#### REQUEST:
Check each line of the records below for the string "Pinball", then state how many lines contain it, with no other output.

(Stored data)
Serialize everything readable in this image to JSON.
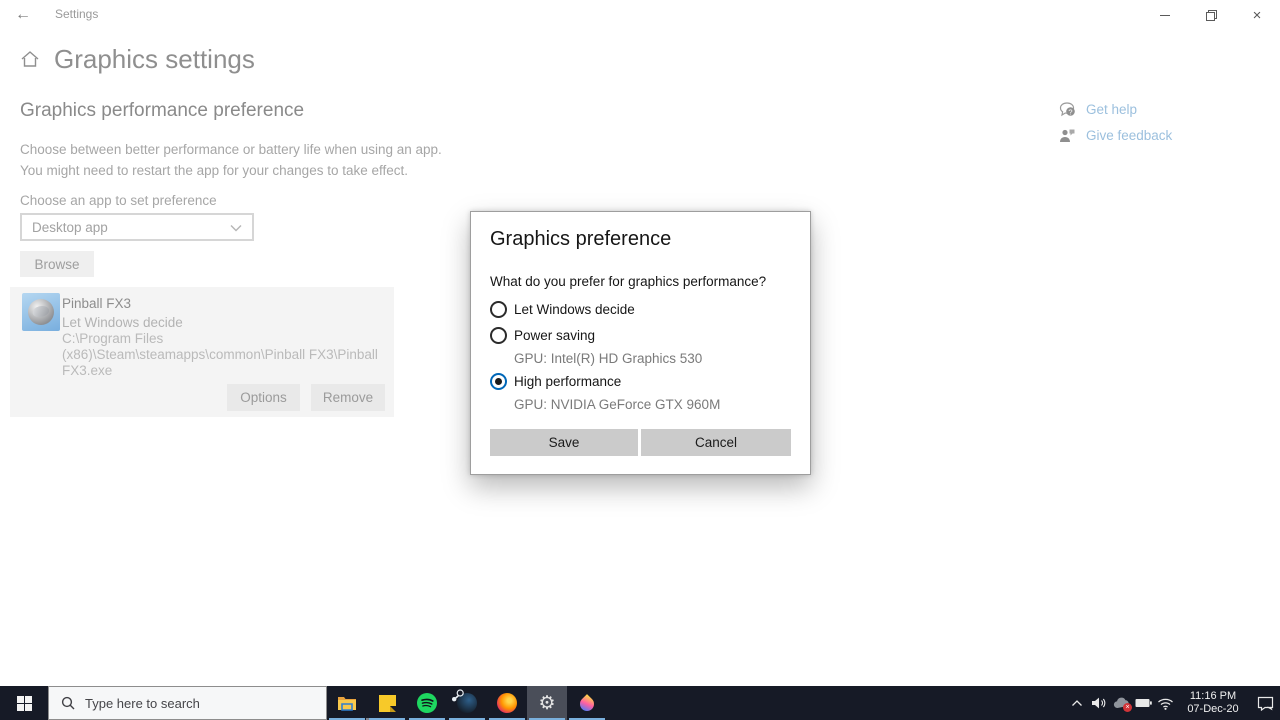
{
  "window": {
    "title": "Settings"
  },
  "page": {
    "title": "Graphics settings",
    "section_title": "Graphics performance preference",
    "description_lines": [
      "Choose between better performance or battery life when using an app.",
      "You might need to restart the app for your changes to take effect."
    ],
    "choose_app_label": "Choose an app to set preference",
    "dropdown_value": "Desktop app",
    "browse_label": "Browse",
    "app_entry": {
      "name": "Pinball FX3",
      "preference": "Let Windows decide",
      "path": "C:\\Program Files (x86)\\Steam\\steamapps\\common\\Pinball FX3\\Pinball FX3.exe",
      "options_label": "Options",
      "remove_label": "Remove"
    },
    "help_links": {
      "get_help": "Get help",
      "give_feedback": "Give feedback"
    }
  },
  "dialog": {
    "title": "Graphics preference",
    "question": "What do you prefer for graphics performance?",
    "options": [
      {
        "label": "Let Windows decide",
        "selected": false,
        "sub": ""
      },
      {
        "label": "Power saving",
        "selected": false,
        "sub": "GPU: Intel(R) HD Graphics 530"
      },
      {
        "label": "High performance",
        "selected": true,
        "sub": "GPU: NVIDIA GeForce GTX 960M"
      }
    ],
    "save_label": "Save",
    "cancel_label": "Cancel"
  },
  "taskbar": {
    "search_placeholder": "Type here to search",
    "pinned_apps": [
      "file-explorer",
      "sticky-notes",
      "spotify",
      "steam",
      "firefox",
      "settings",
      "color-drop-app"
    ],
    "tray_icons": [
      "hidden-icons-chevron",
      "volume",
      "onedrive",
      "battery",
      "wifi",
      "action-center"
    ],
    "clock": {
      "time": "11:16 PM",
      "date": "07-Dec-20"
    }
  },
  "colors": {
    "accent_radio": "#0067b8",
    "radio_dot": "#1b1b1b",
    "taskbar_bg": "#161a26",
    "taskbar_underline": "#7ab0dd",
    "dialog_button_bg": "#cbcbcb",
    "dimmed_link": "#9cc0de",
    "dimmed_text": "#a6a6a6"
  }
}
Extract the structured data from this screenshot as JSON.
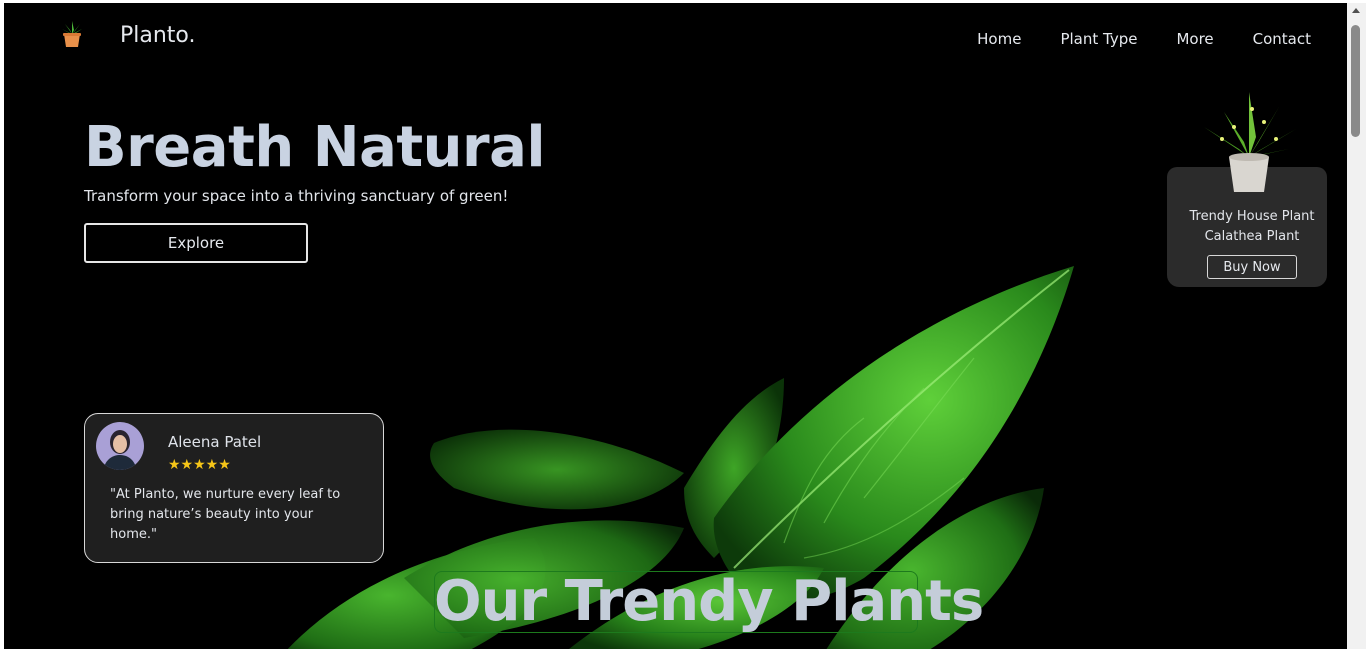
{
  "brand": {
    "name": "Planto."
  },
  "nav": {
    "items": [
      "Home",
      "Plant Type",
      "More",
      "Contact"
    ]
  },
  "hero": {
    "title": "Breath Natural",
    "subtitle": "Transform your space into a thriving sanctuary of green!",
    "cta_label": "Explore"
  },
  "review": {
    "name": "Aleena Patel",
    "stars": "★★★★★",
    "quote": "\"At Planto, we nurture every leaf to bring nature’s beauty into your home.\""
  },
  "product": {
    "line1": "Trendy House Plant",
    "line2": "Calathea Plant",
    "buy_label": "Buy Now"
  },
  "section": {
    "title": "Our Trendy Plants"
  },
  "colors": {
    "background": "#000000",
    "card": "#1f1f1f",
    "leaf": "#2e9a1e",
    "star": "#f5c518",
    "frame": "#1d7a1d"
  },
  "icons": {
    "logo": "potted-plant-icon",
    "avatar": "user-avatar"
  }
}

#### RESULT OF THE EXERCISE:
2